### Data lines
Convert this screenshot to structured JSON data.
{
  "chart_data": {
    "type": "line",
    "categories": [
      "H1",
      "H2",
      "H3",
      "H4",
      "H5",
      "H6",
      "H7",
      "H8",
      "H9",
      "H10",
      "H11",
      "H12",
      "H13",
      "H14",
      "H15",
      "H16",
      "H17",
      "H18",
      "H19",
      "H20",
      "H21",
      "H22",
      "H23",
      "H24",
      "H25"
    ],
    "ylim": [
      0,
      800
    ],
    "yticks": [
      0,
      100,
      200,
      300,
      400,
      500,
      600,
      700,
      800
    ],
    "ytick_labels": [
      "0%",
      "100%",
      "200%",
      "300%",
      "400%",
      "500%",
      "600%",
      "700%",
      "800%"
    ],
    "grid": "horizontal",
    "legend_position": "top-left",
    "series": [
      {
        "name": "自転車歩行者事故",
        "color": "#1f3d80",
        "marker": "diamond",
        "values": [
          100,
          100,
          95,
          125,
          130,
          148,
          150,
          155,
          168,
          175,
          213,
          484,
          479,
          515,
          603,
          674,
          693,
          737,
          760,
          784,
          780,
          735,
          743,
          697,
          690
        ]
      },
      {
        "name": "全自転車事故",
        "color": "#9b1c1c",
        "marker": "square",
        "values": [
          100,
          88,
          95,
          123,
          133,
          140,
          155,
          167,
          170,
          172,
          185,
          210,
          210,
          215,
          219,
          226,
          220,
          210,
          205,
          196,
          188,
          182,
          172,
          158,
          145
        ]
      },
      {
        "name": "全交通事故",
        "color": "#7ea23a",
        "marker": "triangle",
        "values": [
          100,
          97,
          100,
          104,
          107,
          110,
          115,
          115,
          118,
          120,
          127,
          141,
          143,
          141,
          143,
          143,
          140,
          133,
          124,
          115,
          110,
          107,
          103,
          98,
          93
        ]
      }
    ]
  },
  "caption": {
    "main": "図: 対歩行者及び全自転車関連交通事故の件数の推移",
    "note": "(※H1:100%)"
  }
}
######
What you are asked to do — Say how many lines in the entries contain the string "name", and leave out everything else.

Answer — 3